====== Input records

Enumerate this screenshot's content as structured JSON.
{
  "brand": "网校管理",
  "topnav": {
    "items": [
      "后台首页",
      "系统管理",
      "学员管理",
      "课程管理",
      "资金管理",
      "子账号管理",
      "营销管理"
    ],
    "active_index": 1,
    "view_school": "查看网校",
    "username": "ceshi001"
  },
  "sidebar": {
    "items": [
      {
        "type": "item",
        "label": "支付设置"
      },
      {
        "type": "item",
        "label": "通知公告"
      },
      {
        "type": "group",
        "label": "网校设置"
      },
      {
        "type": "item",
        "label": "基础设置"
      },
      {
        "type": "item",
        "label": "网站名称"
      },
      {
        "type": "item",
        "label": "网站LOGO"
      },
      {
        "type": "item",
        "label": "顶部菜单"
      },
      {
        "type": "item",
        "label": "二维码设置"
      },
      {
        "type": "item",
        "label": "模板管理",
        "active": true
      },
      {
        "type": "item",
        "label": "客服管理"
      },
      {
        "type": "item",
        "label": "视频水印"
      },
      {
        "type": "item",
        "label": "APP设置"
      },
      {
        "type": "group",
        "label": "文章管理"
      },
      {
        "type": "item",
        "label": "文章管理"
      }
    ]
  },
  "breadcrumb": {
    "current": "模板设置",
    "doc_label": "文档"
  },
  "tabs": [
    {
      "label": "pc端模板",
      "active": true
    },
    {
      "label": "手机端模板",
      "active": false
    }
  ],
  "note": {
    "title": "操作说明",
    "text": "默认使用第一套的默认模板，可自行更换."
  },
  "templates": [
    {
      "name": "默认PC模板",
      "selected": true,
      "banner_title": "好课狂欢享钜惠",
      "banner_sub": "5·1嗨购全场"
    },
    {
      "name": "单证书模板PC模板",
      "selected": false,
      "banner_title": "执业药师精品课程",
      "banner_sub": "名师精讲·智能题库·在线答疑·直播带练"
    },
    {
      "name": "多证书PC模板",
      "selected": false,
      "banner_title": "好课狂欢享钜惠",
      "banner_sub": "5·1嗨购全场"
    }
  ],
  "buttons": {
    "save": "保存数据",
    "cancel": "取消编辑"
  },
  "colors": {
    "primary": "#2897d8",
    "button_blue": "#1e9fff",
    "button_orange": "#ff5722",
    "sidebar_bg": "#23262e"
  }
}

============

▸ Required work
State how many lines of the entries above include the word "true", offering no text other than the number.

▸ Response to this exercise
3